# [OBJECTIVE]
State the number of lines that contain "rttm", with no other text.

** Start EXCERPTED DATA **

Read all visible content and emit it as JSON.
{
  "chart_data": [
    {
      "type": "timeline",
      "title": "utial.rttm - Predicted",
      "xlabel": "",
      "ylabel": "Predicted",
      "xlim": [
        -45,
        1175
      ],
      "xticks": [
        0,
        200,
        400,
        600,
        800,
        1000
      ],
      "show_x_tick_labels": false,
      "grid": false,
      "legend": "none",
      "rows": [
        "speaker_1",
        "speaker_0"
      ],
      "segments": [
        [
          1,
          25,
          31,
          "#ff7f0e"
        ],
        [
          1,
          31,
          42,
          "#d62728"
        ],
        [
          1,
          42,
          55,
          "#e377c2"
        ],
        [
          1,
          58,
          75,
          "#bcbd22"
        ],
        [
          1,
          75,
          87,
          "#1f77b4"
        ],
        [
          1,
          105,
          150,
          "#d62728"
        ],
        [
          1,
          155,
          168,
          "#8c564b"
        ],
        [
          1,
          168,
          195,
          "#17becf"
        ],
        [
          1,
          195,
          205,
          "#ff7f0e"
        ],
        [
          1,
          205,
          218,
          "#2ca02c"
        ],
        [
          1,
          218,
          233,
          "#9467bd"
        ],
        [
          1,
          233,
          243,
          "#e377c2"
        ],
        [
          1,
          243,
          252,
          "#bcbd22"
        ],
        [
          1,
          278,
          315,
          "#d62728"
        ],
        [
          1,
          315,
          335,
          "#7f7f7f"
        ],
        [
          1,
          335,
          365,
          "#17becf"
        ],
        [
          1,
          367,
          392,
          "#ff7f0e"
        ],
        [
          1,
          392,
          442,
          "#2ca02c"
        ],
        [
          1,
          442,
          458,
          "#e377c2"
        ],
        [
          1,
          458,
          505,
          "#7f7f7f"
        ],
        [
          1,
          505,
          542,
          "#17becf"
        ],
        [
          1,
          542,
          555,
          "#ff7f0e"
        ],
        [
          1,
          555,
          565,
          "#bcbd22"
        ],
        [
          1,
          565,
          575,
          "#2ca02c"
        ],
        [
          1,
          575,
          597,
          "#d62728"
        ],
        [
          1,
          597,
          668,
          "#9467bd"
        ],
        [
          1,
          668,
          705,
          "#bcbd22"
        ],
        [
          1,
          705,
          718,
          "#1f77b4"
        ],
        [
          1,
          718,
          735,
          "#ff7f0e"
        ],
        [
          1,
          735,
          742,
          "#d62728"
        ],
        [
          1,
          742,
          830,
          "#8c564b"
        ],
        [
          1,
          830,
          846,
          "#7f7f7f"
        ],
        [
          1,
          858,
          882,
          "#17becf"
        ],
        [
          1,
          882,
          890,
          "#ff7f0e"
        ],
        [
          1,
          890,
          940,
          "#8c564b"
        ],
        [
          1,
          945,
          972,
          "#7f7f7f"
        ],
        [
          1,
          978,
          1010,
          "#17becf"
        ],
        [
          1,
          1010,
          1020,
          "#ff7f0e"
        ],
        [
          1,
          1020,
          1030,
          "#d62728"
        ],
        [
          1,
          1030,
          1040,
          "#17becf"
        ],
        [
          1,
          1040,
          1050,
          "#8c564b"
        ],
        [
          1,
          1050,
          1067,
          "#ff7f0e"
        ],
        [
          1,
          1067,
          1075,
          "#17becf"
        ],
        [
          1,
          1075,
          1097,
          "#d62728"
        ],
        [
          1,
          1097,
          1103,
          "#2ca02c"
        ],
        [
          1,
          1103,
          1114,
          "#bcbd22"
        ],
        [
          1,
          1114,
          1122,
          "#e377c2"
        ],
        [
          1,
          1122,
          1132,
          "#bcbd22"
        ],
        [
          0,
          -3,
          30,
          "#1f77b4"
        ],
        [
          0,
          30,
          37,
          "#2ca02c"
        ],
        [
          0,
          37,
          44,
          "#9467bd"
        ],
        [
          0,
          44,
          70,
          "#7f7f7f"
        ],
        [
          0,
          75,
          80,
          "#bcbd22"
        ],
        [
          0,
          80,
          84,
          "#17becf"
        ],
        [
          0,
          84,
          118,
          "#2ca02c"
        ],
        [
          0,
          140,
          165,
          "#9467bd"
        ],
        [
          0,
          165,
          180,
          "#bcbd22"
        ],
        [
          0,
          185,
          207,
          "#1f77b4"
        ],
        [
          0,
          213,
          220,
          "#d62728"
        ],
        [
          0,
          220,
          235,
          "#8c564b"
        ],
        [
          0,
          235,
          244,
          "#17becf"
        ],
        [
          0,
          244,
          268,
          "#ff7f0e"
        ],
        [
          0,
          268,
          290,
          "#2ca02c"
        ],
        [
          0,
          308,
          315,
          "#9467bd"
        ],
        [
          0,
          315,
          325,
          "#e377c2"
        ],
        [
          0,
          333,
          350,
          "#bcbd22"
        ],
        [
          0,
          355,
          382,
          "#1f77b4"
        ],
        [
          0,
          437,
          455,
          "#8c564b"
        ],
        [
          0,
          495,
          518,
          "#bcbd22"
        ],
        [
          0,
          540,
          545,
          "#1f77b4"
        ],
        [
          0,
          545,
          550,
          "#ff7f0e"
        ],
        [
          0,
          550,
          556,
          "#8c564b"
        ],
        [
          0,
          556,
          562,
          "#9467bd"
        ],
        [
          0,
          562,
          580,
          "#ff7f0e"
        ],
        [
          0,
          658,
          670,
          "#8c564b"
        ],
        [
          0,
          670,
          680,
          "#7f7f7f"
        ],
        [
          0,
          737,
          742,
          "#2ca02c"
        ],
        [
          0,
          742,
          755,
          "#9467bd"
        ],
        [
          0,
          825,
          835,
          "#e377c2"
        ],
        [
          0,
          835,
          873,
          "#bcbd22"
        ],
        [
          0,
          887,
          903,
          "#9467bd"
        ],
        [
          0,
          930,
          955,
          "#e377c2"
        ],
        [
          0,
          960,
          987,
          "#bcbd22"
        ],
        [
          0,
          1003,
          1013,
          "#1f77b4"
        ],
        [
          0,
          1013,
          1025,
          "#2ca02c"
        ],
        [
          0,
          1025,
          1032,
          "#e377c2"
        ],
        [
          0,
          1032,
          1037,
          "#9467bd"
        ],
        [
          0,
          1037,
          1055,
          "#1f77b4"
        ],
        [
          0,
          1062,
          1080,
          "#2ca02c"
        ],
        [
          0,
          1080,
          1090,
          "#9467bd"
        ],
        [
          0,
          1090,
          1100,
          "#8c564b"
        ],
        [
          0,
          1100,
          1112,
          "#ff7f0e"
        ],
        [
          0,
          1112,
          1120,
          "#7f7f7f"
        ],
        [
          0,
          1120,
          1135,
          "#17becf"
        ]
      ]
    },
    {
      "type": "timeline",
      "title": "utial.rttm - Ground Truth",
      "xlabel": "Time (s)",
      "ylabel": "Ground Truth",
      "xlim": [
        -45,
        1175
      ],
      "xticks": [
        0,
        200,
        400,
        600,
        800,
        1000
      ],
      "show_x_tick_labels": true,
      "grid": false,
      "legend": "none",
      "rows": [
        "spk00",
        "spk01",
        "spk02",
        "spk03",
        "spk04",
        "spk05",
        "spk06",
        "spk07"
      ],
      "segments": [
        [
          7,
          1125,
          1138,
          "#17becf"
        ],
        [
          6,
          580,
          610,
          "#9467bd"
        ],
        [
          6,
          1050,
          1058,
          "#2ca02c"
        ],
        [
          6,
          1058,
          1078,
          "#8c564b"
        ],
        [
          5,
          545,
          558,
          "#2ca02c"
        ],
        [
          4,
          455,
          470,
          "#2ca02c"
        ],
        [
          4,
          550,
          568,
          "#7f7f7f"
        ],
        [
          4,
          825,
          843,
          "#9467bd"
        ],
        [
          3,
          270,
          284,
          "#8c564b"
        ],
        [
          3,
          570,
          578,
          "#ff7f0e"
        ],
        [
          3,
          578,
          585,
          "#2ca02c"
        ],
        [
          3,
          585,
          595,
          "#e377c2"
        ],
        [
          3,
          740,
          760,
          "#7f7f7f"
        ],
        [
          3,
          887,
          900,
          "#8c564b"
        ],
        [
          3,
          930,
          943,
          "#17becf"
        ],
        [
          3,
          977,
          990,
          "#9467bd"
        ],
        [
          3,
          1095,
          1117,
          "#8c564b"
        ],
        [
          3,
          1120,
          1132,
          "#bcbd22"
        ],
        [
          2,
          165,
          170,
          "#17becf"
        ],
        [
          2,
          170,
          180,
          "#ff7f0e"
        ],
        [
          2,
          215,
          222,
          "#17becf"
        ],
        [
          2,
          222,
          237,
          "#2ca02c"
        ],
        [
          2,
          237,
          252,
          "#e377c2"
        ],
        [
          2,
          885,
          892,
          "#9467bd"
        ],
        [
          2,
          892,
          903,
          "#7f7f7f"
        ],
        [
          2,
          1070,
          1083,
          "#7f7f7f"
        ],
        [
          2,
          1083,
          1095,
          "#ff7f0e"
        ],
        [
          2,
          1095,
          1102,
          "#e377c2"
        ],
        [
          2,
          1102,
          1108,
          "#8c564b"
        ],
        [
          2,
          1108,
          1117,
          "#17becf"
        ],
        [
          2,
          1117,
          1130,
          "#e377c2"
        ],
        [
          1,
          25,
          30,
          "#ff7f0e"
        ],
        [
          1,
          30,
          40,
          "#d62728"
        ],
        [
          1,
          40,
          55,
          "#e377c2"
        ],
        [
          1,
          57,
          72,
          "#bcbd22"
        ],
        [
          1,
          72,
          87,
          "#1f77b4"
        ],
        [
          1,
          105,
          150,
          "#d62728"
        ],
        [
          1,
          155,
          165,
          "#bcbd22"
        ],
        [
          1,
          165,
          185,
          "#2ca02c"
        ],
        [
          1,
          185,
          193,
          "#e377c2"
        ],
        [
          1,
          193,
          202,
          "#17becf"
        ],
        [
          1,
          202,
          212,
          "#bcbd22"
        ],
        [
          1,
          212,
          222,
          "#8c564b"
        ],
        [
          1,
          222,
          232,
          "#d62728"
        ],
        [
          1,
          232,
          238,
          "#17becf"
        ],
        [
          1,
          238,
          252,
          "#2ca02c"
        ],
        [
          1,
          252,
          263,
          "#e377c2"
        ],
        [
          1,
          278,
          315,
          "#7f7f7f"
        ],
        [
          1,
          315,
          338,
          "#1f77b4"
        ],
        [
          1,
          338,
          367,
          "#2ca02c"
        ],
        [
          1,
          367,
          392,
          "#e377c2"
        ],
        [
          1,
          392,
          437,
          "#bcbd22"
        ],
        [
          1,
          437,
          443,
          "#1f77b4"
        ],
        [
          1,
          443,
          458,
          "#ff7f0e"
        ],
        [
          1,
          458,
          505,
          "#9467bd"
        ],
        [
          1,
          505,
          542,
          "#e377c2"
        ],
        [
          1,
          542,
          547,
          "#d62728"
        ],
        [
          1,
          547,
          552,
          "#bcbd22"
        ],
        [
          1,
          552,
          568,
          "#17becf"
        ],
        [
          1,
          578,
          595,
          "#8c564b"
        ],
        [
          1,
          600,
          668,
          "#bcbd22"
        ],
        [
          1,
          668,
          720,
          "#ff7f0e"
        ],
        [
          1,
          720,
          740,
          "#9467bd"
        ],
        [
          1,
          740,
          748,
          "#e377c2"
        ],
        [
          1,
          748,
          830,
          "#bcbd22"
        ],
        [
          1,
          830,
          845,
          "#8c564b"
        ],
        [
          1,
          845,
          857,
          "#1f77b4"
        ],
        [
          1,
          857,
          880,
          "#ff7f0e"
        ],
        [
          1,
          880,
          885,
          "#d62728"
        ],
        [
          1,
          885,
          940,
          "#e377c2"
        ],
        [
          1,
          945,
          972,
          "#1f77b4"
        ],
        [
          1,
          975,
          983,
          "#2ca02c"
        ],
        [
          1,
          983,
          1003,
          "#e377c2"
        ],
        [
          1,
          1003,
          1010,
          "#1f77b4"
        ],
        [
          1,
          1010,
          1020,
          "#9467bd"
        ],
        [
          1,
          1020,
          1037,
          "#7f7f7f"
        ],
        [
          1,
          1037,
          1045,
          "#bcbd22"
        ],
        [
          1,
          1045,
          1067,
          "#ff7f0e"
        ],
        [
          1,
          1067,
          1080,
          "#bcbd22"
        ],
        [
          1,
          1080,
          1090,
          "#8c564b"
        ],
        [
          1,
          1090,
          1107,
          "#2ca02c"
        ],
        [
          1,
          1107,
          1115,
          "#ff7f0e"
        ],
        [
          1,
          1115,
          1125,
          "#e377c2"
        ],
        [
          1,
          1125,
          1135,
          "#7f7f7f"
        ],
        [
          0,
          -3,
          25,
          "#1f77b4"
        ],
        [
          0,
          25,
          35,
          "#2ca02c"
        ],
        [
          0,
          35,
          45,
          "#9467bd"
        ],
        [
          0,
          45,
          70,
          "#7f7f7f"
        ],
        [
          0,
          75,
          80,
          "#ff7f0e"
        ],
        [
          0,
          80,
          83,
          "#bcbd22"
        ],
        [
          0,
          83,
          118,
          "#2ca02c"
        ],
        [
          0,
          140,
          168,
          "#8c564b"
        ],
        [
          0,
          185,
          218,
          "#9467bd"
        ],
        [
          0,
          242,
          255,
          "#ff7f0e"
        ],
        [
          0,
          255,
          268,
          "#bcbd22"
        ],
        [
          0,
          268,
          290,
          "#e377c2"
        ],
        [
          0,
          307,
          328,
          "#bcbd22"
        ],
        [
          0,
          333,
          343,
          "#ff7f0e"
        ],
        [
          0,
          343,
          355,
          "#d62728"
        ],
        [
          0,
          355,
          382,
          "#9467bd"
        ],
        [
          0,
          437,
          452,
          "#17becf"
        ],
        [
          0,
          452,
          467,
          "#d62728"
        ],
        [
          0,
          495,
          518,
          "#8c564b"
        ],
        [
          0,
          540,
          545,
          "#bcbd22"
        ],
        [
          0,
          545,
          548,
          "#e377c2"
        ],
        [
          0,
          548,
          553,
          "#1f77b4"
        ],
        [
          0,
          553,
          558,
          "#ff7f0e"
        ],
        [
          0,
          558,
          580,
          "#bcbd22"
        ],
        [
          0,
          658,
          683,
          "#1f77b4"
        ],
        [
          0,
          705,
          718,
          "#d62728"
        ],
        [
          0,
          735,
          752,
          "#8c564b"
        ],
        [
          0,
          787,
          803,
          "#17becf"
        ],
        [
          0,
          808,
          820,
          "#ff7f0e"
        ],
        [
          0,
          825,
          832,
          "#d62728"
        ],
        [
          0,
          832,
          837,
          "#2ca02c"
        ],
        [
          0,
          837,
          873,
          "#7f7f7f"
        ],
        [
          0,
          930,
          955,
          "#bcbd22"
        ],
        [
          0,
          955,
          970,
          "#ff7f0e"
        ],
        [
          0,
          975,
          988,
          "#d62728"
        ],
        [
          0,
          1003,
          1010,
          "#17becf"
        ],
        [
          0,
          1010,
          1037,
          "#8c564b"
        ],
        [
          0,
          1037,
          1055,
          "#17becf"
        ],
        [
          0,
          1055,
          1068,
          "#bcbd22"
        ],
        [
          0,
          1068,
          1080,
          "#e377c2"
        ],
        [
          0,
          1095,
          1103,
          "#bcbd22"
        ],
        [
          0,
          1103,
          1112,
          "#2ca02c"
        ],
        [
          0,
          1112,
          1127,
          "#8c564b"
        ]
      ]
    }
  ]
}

** End EXCERPTED DATA **

# [SOLUTION]
2